--- Begin Extracted entries ---
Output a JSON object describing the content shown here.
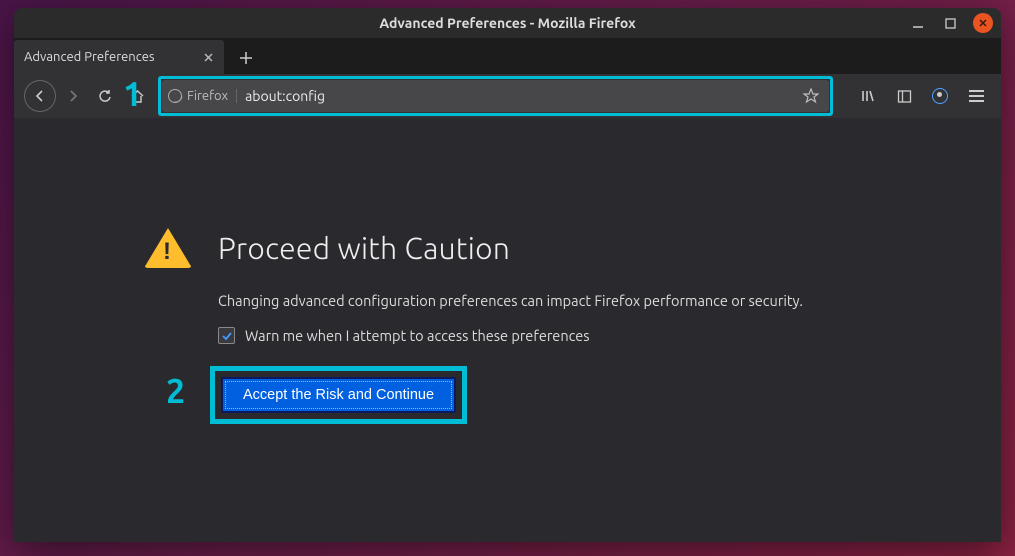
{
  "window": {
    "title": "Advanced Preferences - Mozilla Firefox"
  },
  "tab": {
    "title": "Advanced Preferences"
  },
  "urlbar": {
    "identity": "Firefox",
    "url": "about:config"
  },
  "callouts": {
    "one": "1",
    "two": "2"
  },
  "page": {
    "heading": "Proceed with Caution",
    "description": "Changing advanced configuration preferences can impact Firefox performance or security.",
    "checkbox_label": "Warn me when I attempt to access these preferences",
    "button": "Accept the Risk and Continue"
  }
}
--- End Extracted entries ---
--- Begin Extracted entries ---
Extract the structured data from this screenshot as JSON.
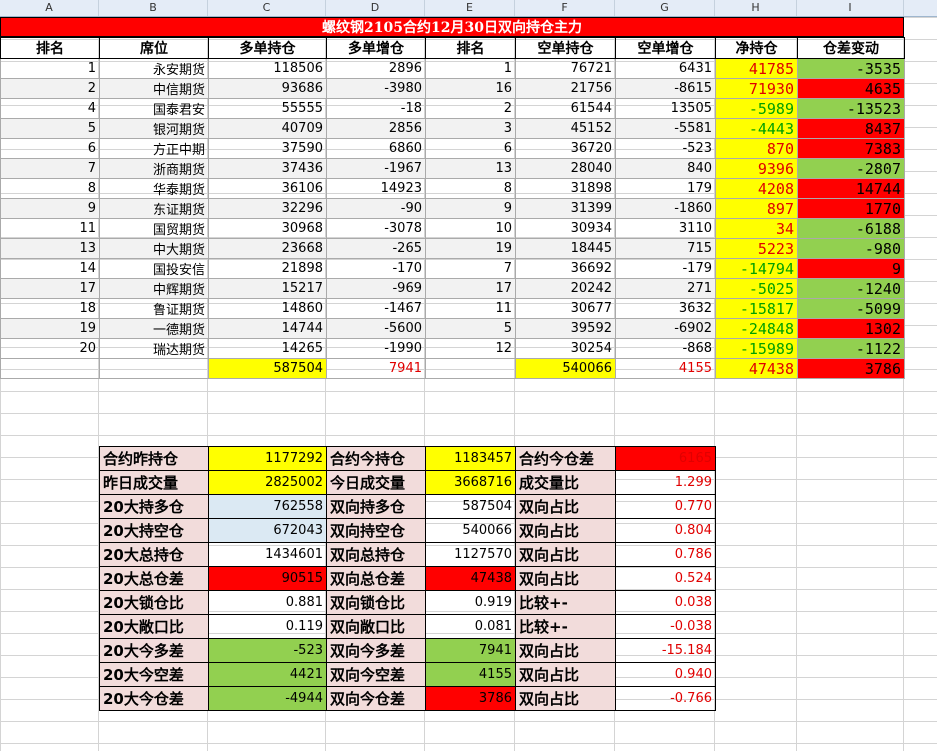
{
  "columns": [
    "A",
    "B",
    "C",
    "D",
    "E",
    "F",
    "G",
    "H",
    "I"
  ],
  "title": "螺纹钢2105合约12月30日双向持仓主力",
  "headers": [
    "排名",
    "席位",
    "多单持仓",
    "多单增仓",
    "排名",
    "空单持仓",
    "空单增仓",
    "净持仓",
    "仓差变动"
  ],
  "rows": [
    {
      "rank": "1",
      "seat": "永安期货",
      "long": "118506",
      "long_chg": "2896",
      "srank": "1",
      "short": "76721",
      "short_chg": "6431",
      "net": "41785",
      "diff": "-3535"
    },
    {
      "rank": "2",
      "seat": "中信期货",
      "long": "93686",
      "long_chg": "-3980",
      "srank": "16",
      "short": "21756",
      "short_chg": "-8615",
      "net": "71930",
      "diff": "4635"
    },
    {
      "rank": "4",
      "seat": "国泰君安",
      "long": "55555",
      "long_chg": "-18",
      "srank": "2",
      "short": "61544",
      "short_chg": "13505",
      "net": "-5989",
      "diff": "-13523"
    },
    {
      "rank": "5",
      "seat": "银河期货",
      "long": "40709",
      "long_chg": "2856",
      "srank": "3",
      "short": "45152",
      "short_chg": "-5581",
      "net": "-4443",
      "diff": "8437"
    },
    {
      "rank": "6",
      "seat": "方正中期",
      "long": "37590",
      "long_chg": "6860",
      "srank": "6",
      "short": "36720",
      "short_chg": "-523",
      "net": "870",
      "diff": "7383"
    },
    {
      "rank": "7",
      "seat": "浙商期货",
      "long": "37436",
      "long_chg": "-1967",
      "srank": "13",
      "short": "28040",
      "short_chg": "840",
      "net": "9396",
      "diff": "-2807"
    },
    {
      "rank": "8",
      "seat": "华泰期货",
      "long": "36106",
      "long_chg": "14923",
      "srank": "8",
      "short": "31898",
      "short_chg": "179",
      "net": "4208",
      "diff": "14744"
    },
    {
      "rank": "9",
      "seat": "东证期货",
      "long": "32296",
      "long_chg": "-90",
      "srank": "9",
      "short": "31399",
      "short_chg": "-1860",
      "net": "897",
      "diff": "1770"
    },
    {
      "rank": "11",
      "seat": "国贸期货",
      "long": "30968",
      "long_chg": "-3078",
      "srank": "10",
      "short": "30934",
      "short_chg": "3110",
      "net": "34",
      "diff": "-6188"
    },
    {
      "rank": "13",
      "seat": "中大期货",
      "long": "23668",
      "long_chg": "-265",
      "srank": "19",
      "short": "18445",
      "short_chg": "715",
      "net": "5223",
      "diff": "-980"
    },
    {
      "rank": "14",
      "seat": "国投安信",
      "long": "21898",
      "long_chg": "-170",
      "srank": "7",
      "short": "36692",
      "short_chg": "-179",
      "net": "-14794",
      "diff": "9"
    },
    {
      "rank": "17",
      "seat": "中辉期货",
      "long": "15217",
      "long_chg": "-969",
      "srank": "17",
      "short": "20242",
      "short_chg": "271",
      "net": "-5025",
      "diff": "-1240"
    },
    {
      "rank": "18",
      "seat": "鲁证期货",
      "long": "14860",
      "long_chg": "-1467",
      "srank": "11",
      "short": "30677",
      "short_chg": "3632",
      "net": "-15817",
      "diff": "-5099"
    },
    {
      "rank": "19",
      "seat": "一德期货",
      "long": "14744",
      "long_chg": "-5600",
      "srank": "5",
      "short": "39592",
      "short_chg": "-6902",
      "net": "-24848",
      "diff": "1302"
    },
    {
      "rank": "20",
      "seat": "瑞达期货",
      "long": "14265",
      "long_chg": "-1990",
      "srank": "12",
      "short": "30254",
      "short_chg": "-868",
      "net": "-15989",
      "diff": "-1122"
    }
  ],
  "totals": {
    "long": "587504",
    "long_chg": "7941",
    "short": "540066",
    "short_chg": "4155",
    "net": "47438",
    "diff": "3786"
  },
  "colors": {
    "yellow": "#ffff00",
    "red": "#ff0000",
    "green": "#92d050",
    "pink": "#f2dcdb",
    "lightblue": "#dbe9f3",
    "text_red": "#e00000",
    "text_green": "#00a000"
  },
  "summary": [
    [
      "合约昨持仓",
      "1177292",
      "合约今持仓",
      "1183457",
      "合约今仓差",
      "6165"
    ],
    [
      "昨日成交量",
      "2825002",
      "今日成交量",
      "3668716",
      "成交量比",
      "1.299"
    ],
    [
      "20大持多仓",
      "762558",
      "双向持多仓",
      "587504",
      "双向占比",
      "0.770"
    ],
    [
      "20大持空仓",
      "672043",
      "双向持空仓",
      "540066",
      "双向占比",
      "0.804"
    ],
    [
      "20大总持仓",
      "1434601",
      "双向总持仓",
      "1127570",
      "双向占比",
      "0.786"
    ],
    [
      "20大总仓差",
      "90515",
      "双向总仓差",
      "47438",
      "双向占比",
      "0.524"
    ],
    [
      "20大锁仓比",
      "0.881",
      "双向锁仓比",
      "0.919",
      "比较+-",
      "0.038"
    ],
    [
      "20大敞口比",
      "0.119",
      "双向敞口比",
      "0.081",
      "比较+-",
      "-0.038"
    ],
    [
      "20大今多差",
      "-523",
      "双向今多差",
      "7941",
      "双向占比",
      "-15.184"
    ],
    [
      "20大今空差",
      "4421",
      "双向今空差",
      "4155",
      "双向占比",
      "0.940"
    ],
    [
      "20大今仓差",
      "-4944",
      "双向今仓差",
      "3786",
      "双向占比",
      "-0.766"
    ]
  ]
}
--- End Extracted entries ---
Select every line where the word "Firefox" occurs.

• Solution for this task:
    "title": "Advanced Preferences - Mozilla Firefox"
    "identity": "Firefox",
    "description": "Changing advanced configuration preferences can impact Firefox performance or security.",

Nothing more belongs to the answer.